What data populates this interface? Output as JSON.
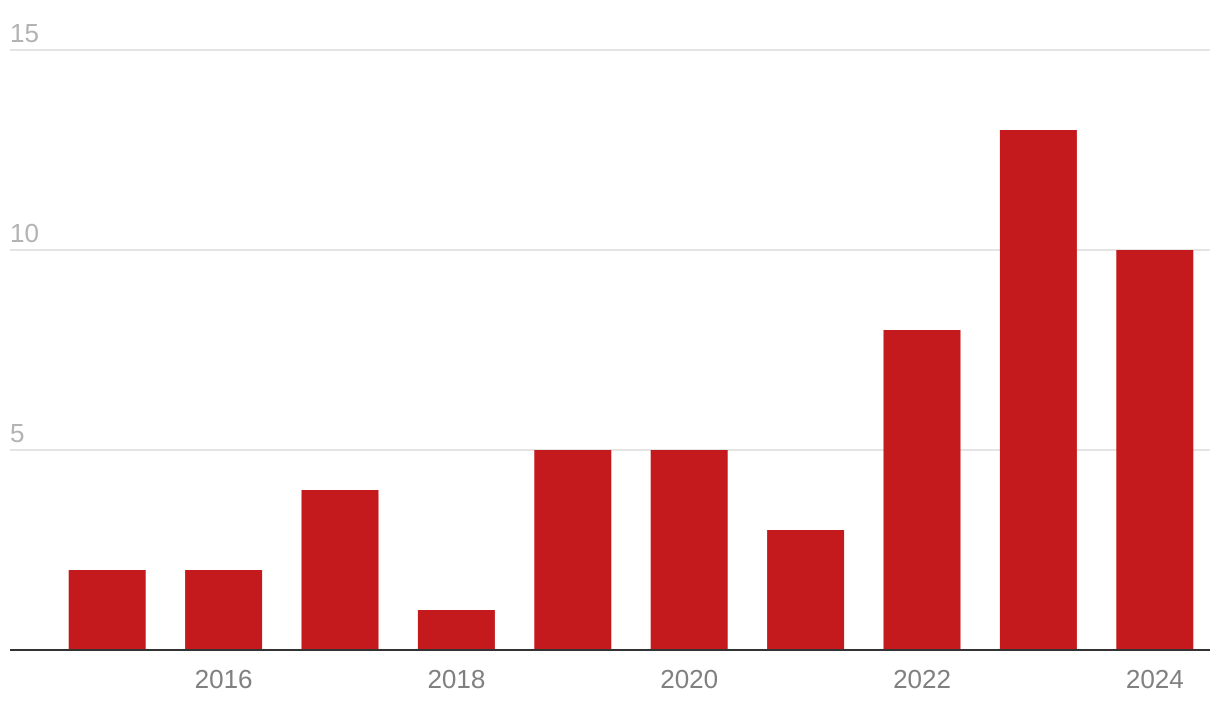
{
  "chart_data": {
    "type": "bar",
    "categories": [
      "2015",
      "2016",
      "2017",
      "2018",
      "2019",
      "2020",
      "2021",
      "2022",
      "2023",
      "2024"
    ],
    "values": [
      2,
      2,
      4,
      1,
      5,
      5,
      3,
      8,
      13,
      10
    ],
    "x_tick_labels": [
      "2016",
      "2018",
      "2020",
      "2022",
      "2024"
    ],
    "y_tick_labels": [
      "5",
      "10",
      "15"
    ],
    "ylim": [
      0,
      15
    ],
    "grid": true,
    "bar_color": "#c4191d",
    "title": "",
    "xlabel": "",
    "ylabel": ""
  }
}
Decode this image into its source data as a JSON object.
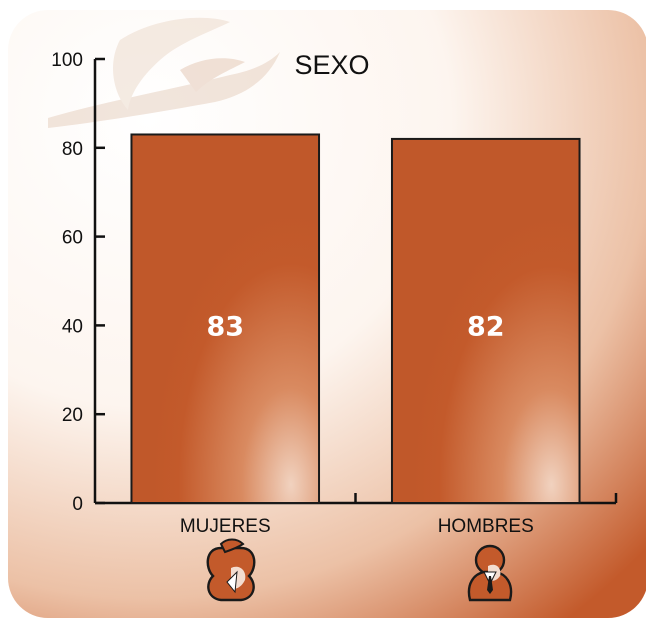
{
  "chart_data": {
    "type": "bar",
    "title": "SEXO",
    "categories": [
      "MUJERES",
      "HOMBRES"
    ],
    "values": [
      83,
      82
    ],
    "data_labels": [
      "83",
      "82"
    ],
    "ylim": [
      0,
      100
    ],
    "yticks": [
      0,
      20,
      40,
      60,
      80,
      100
    ],
    "xlabel": "",
    "ylabel": "",
    "grid": false,
    "legend": "none",
    "category_icons": [
      "woman-icon",
      "man-icon"
    ]
  },
  "colors": {
    "bar": "#c35a2b",
    "bar_highlight": "#e4ad90",
    "background_edge": "#c8683a",
    "background_light": "#fbefe8",
    "watermark": "#e8d5c8"
  }
}
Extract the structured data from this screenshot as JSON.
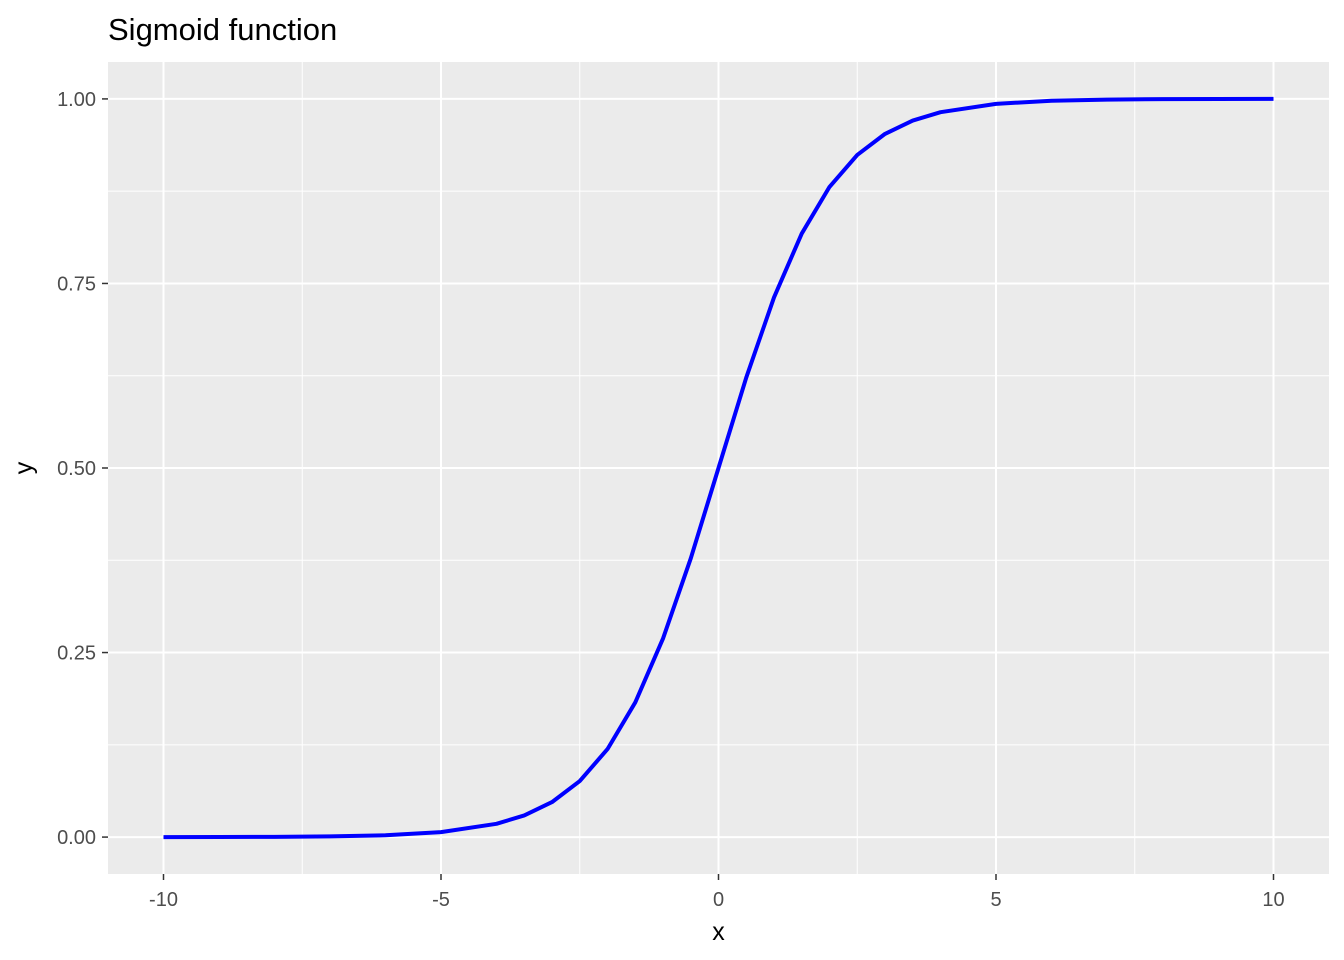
{
  "chart_data": {
    "type": "line",
    "title": "Sigmoid function",
    "xlabel": "x",
    "ylabel": "y",
    "xlim": [
      -11,
      11
    ],
    "ylim": [
      -0.05,
      1.05
    ],
    "grid": true,
    "legend": "none",
    "x_ticks": [
      -10,
      -5,
      0,
      5,
      10
    ],
    "x_tick_labels": [
      "-10",
      "-5",
      "0",
      "5",
      "10"
    ],
    "y_ticks": [
      0,
      0.25,
      0.5,
      0.75,
      1
    ],
    "y_tick_labels": [
      "0.00",
      "0.25",
      "0.50",
      "0.75",
      "1.00"
    ],
    "colors": {
      "panel": "#ebebeb",
      "grid": "#ffffff",
      "line": "#0000ff",
      "tick": "#333333"
    },
    "series": [
      {
        "x": [
          -10,
          -9,
          -8,
          -7,
          -6,
          -5,
          -4,
          -3.5,
          -3,
          -2.5,
          -2,
          -1.5,
          -1,
          -0.5,
          0,
          0.5,
          1,
          1.5,
          2,
          2.5,
          3,
          3.5,
          4,
          5,
          6,
          7,
          8,
          9,
          10
        ],
        "y": [
          0.0,
          0.0001,
          0.0003,
          0.0009,
          0.0025,
          0.0067,
          0.018,
          0.0293,
          0.0474,
          0.0759,
          0.1192,
          0.1824,
          0.2689,
          0.3775,
          0.5,
          0.6225,
          0.7311,
          0.8176,
          0.8808,
          0.9241,
          0.9526,
          0.9707,
          0.982,
          0.9933,
          0.9975,
          0.9991,
          0.9997,
          0.9999,
          1.0
        ]
      }
    ]
  }
}
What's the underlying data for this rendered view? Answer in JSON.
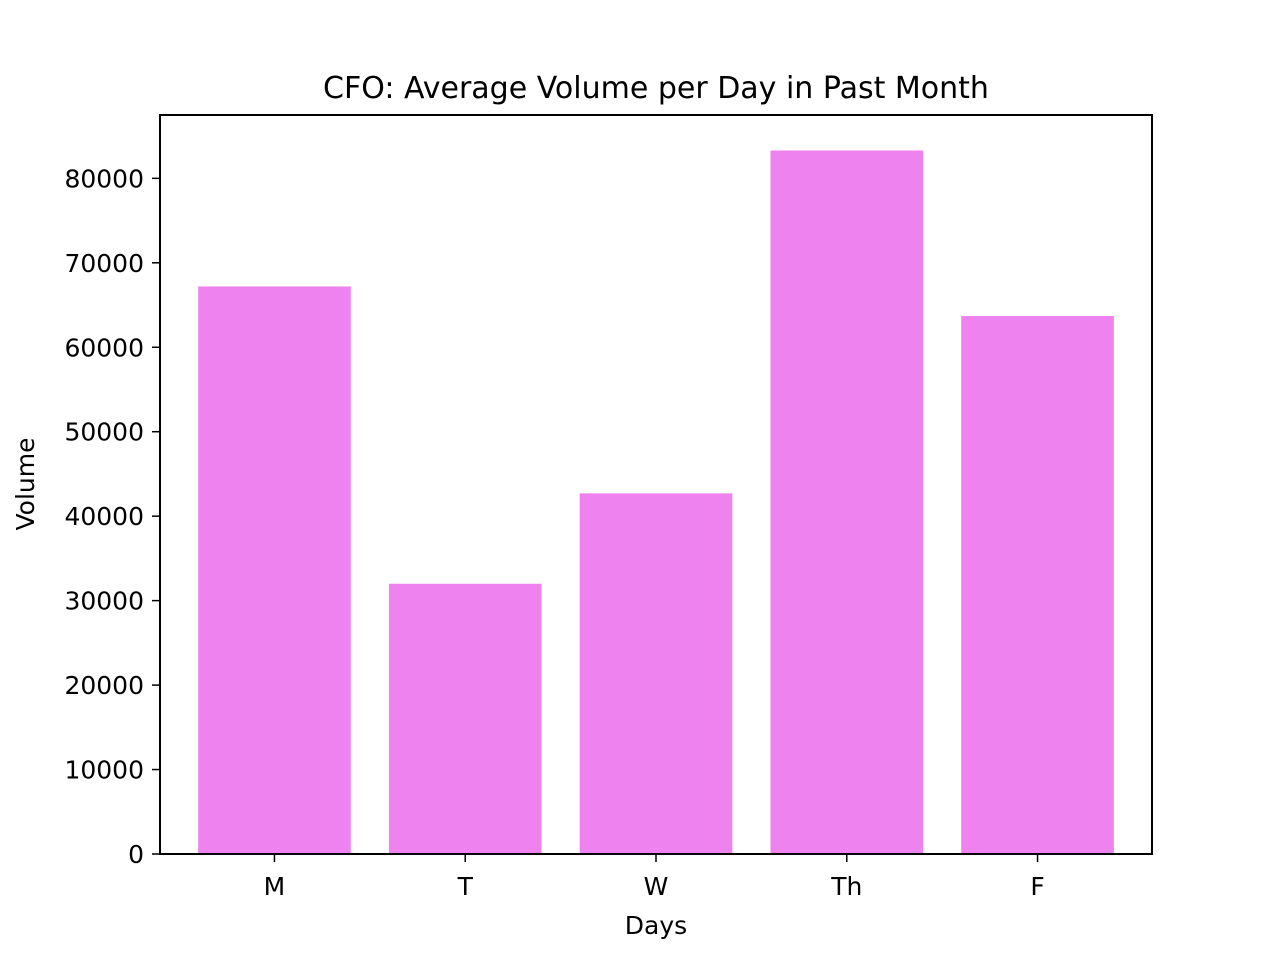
{
  "chart_data": {
    "type": "bar",
    "title": "CFO: Average Volume per Day in Past Month",
    "xlabel": "Days",
    "ylabel": "Volume",
    "categories": [
      "M",
      "T",
      "W",
      "Th",
      "F"
    ],
    "values": [
      67200,
      32000,
      42700,
      83300,
      63700
    ],
    "ylim": [
      0,
      87500
    ],
    "yticks": [
      0,
      10000,
      20000,
      30000,
      40000,
      50000,
      60000,
      70000,
      80000
    ],
    "grid": false,
    "legend": "none",
    "colors": {
      "bar": "#EE82EE",
      "axis": "#000000",
      "background": "#FFFFFF"
    }
  }
}
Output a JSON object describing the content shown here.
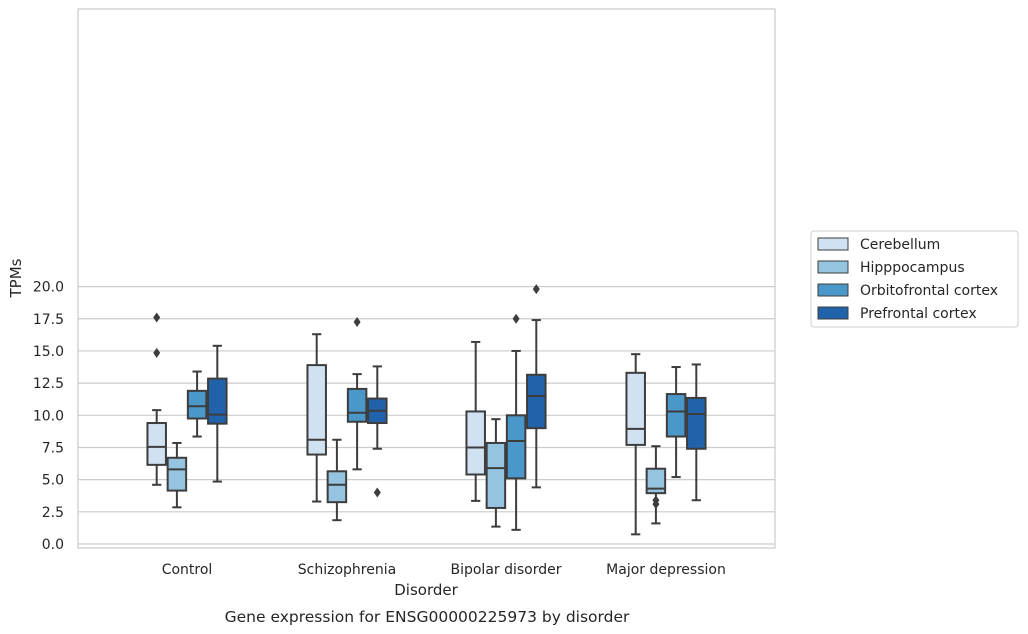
{
  "chart_data": {
    "type": "box",
    "caption": "Gene expression for ENSG00000225973 by disorder",
    "xlabel": "Disorder",
    "ylabel": "TPMs",
    "ylim": [
      -0.3,
      20.75
    ],
    "yticks": [
      0.0,
      2.5,
      5.0,
      7.5,
      10.0,
      12.5,
      15.0,
      17.5,
      20.0
    ],
    "ytick_labels": [
      "0.0",
      "2.5",
      "5.0",
      "7.5",
      "10.0",
      "12.5",
      "15.0",
      "17.5",
      "20.0"
    ],
    "grid": "horizontal",
    "legend_position": "right",
    "categories": [
      "Control",
      "Schizophrenia",
      "Bipolar disorder",
      "Major depression"
    ],
    "series": [
      {
        "name": "Cerebellum",
        "color": "#d0e1f2",
        "boxes": [
          {
            "whisker_low": 4.6,
            "q1": 6.15,
            "median": 7.55,
            "q3": 9.4,
            "whisker_high": 10.4,
            "outliers": [
              14.85,
              17.6
            ]
          },
          {
            "whisker_low": 3.3,
            "q1": 6.95,
            "median": 8.1,
            "q3": 13.9,
            "whisker_high": 16.3,
            "outliers": []
          },
          {
            "whisker_low": 3.35,
            "q1": 5.4,
            "median": 7.5,
            "q3": 10.3,
            "whisker_high": 15.7,
            "outliers": []
          },
          {
            "whisker_low": 0.75,
            "q1": 7.7,
            "median": 8.95,
            "q3": 13.3,
            "whisker_high": 14.75,
            "outliers": []
          }
        ]
      },
      {
        "name": "Hipppocampus",
        "color": "#94c4df",
        "boxes": [
          {
            "whisker_low": 2.85,
            "q1": 4.15,
            "median": 5.8,
            "q3": 6.7,
            "whisker_high": 7.85,
            "outliers": []
          },
          {
            "whisker_low": 1.85,
            "q1": 3.25,
            "median": 4.6,
            "q3": 5.65,
            "whisker_high": 8.1,
            "outliers": []
          },
          {
            "whisker_low": 1.35,
            "q1": 2.8,
            "median": 5.9,
            "q3": 7.85,
            "whisker_high": 9.7,
            "outliers": []
          },
          {
            "whisker_low": 1.6,
            "q1": 3.95,
            "median": 4.3,
            "q3": 5.85,
            "whisker_high": 7.6,
            "outliers": [
              3.1,
              3.4
            ]
          }
        ]
      },
      {
        "name": "Orbitofrontal cortex",
        "color": "#4a98c9",
        "boxes": [
          {
            "whisker_low": 8.35,
            "q1": 9.75,
            "median": 10.7,
            "q3": 11.9,
            "whisker_high": 13.4,
            "outliers": []
          },
          {
            "whisker_low": 5.8,
            "q1": 9.5,
            "median": 10.2,
            "q3": 12.05,
            "whisker_high": 13.2,
            "outliers": [
              17.25
            ]
          },
          {
            "whisker_low": 1.1,
            "q1": 5.1,
            "median": 8.0,
            "q3": 10.0,
            "whisker_high": 15.0,
            "outliers": [
              17.5
            ]
          },
          {
            "whisker_low": 5.2,
            "q1": 8.35,
            "median": 10.3,
            "q3": 11.65,
            "whisker_high": 13.75,
            "outliers": []
          }
        ]
      },
      {
        "name": "Prefrontal cortex",
        "color": "#2163aa",
        "boxes": [
          {
            "whisker_low": 4.85,
            "q1": 9.35,
            "median": 10.05,
            "q3": 12.85,
            "whisker_high": 15.4,
            "outliers": []
          },
          {
            "whisker_low": 7.4,
            "q1": 9.4,
            "median": 10.35,
            "q3": 11.3,
            "whisker_high": 13.8,
            "outliers": [
              4.0
            ]
          },
          {
            "whisker_low": 4.4,
            "q1": 9.0,
            "median": 11.5,
            "q3": 13.15,
            "whisker_high": 17.4,
            "outliers": [
              19.8
            ]
          },
          {
            "whisker_low": 3.4,
            "q1": 7.4,
            "median": 10.1,
            "q3": 11.35,
            "whisker_high": 13.95,
            "outliers": []
          }
        ]
      }
    ]
  }
}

**Task to complete:** Repeat the data exactly, dropping every picture it holds.

**Result of this exercise:**
What data populates this interface? Output as JSON.
{
  "chart_data": {
    "type": "bar",
    "categories": [
      "2015",
      "2016",
      "2017",
      "2018",
      "2019",
      "2020",
      "2021",
      "2022",
      "2023",
      "2024"
    ],
    "values": [
      2,
      2,
      4,
      1,
      5,
      5,
      3,
      8,
      13,
      10
    ],
    "x_tick_labels": [
      "2016",
      "2018",
      "2020",
      "2022",
      "2024"
    ],
    "y_tick_labels": [
      "5",
      "10",
      "15"
    ],
    "ylim": [
      0,
      15
    ],
    "grid": true,
    "bar_color": "#c4191d",
    "title": "",
    "xlabel": "",
    "ylabel": ""
  }
}
Decode this image into its source data as a JSON object.
{
  "chart_data": {
    "type": "bar",
    "title": "SEXO",
    "categories": [
      "MUJERES",
      "HOMBRES"
    ],
    "values": [
      83,
      82
    ],
    "data_labels": [
      "83",
      "82"
    ],
    "ylim": [
      0,
      100
    ],
    "yticks": [
      0,
      20,
      40,
      60,
      80,
      100
    ],
    "xlabel": "",
    "ylabel": "",
    "grid": false,
    "legend": "none",
    "category_icons": [
      "woman-icon",
      "man-icon"
    ]
  },
  "colors": {
    "bar": "#c35a2b",
    "bar_highlight": "#e4ad90",
    "background_edge": "#c8683a",
    "background_light": "#fbefe8",
    "watermark": "#e8d5c8"
  }
}
Extract the structured data from this screenshot as JSON.
{
  "chart_data": {
    "type": "line",
    "title": "Sigmoid function",
    "xlabel": "x",
    "ylabel": "y",
    "xlim": [
      -11,
      11
    ],
    "ylim": [
      -0.05,
      1.05
    ],
    "grid": true,
    "legend": "none",
    "x_ticks": [
      -10,
      -5,
      0,
      5,
      10
    ],
    "x_tick_labels": [
      "-10",
      "-5",
      "0",
      "5",
      "10"
    ],
    "y_ticks": [
      0,
      0.25,
      0.5,
      0.75,
      1
    ],
    "y_tick_labels": [
      "0.00",
      "0.25",
      "0.50",
      "0.75",
      "1.00"
    ],
    "colors": {
      "panel": "#ebebeb",
      "grid": "#ffffff",
      "line": "#0000ff",
      "tick": "#333333"
    },
    "series": [
      {
        "x": [
          -10,
          -9,
          -8,
          -7,
          -6,
          -5,
          -4,
          -3.5,
          -3,
          -2.5,
          -2,
          -1.5,
          -1,
          -0.5,
          0,
          0.5,
          1,
          1.5,
          2,
          2.5,
          3,
          3.5,
          4,
          5,
          6,
          7,
          8,
          9,
          10
        ],
        "y": [
          0.0,
          0.0001,
          0.0003,
          0.0009,
          0.0025,
          0.0067,
          0.018,
          0.0293,
          0.0474,
          0.0759,
          0.1192,
          0.1824,
          0.2689,
          0.3775,
          0.5,
          0.6225,
          0.7311,
          0.8176,
          0.8808,
          0.9241,
          0.9526,
          0.9707,
          0.982,
          0.9933,
          0.9975,
          0.9991,
          0.9997,
          0.9999,
          1.0
        ]
      }
    ]
  }
}
What's the underlying data for this rendered view? Answer in JSON.
{
  "chart_data": {
    "type": "bar",
    "title": "CFO: Average Volume per Day in Past Month",
    "xlabel": "Days",
    "ylabel": "Volume",
    "categories": [
      "M",
      "T",
      "W",
      "Th",
      "F"
    ],
    "values": [
      67200,
      32000,
      42700,
      83300,
      63700
    ],
    "ylim": [
      0,
      87500
    ],
    "yticks": [
      0,
      10000,
      20000,
      30000,
      40000,
      50000,
      60000,
      70000,
      80000
    ],
    "grid": false,
    "legend": "none",
    "colors": {
      "bar": "#EE82EE",
      "axis": "#000000",
      "background": "#FFFFFF"
    }
  }
}
Output a JSON object describing the content shown here.
{
  "chart_data": {
    "type": "box",
    "caption": "Gene expression for ENSG00000225973 by disorder",
    "xlabel": "Disorder",
    "ylabel": "TPMs",
    "ylim": [
      -0.3,
      20.75
    ],
    "yticks": [
      0.0,
      2.5,
      5.0,
      7.5,
      10.0,
      12.5,
      15.0,
      17.5,
      20.0
    ],
    "ytick_labels": [
      "0.0",
      "2.5",
      "5.0",
      "7.5",
      "10.0",
      "12.5",
      "15.0",
      "17.5",
      "20.0"
    ],
    "grid": "horizontal",
    "legend_position": "right",
    "categories": [
      "Control",
      "Schizophrenia",
      "Bipolar disorder",
      "Major depression"
    ],
    "series": [
      {
        "name": "Cerebellum",
        "color": "#d0e1f2",
        "boxes": [
          {
            "whisker_low": 4.6,
            "q1": 6.15,
            "median": 7.55,
            "q3": 9.4,
            "whisker_high": 10.4,
            "outliers": [
              14.85,
              17.6
            ]
          },
          {
            "whisker_low": 3.3,
            "q1": 6.95,
            "median": 8.1,
            "q3": 13.9,
            "whisker_high": 16.3,
            "outliers": []
          },
          {
            "whisker_low": 3.35,
            "q1": 5.4,
            "median": 7.5,
            "q3": 10.3,
            "whisker_high": 15.7,
            "outliers": []
          },
          {
            "whisker_low": 0.75,
            "q1": 7.7,
            "median": 8.95,
            "q3": 13.3,
            "whisker_high": 14.75,
            "outliers": []
          }
        ]
      },
      {
        "name": "Hipppocampus",
        "color": "#94c4df",
        "boxes": [
          {
            "whisker_low": 2.85,
            "q1": 4.15,
            "median": 5.8,
            "q3": 6.7,
            "whisker_high": 7.85,
            "outliers": []
          },
          {
            "whisker_low": 1.85,
            "q1": 3.25,
            "median": 4.6,
            "q3": 5.65,
            "whisker_high": 8.1,
            "outliers": []
          },
          {
            "whisker_low": 1.35,
            "q1": 2.8,
            "median": 5.9,
            "q3": 7.85,
            "whisker_high": 9.7,
            "outliers": []
          },
          {
            "whisker_low": 1.6,
            "q1": 3.95,
            "median": 4.3,
            "q3": 5.85,
            "whisker_high": 7.6,
            "outliers": [
              3.1,
              3.4
            ]
          }
        ]
      },
      {
        "name": "Orbitofrontal cortex",
        "color": "#4a98c9",
        "boxes": [
          {
            "whisker_low": 8.35,
            "q1": 9.75,
            "median": 10.7,
            "q3": 11.9,
            "whisker_high": 13.4,
            "outliers": []
          },
          {
            "whisker_low": 5.8,
            "q1": 9.5,
            "median": 10.2,
            "q3": 12.05,
            "whisker_high": 13.2,
            "outliers": [
              17.25
            ]
          },
          {
            "whisker_low": 1.1,
            "q1": 5.1,
            "median": 8.0,
            "q3": 10.0,
            "whisker_high": 15.0,
            "outliers": [
              17.5
            ]
          },
          {
            "whisker_low": 5.2,
            "q1": 8.35,
            "median": 10.3,
            "q3": 11.65,
            "whisker_high": 13.75,
            "outliers": []
          }
        ]
      },
      {
        "name": "Prefrontal cortex",
        "color": "#2163aa",
        "boxes": [
          {
            "whisker_low": 4.85,
            "q1": 9.35,
            "median": 10.05,
            "q3": 12.85,
            "whisker_high": 15.4,
            "outliers": []
          },
          {
            "whisker_low": 7.4,
            "q1": 9.4,
            "median": 10.35,
            "q3": 11.3,
            "whisker_high": 13.8,
            "outliers": [
              4.0
            ]
          },
          {
            "whisker_low": 4.4,
            "q1": 9.0,
            "median": 11.5,
            "q3": 13.15,
            "whisker_high": 17.4,
            "outliers": [
              19.8
            ]
          },
          {
            "whisker_low": 3.4,
            "q1": 7.4,
            "median": 10.1,
            "q3": 11.35,
            "whisker_high": 13.95,
            "outliers": []
          }
        ]
      }
    ]
  }
}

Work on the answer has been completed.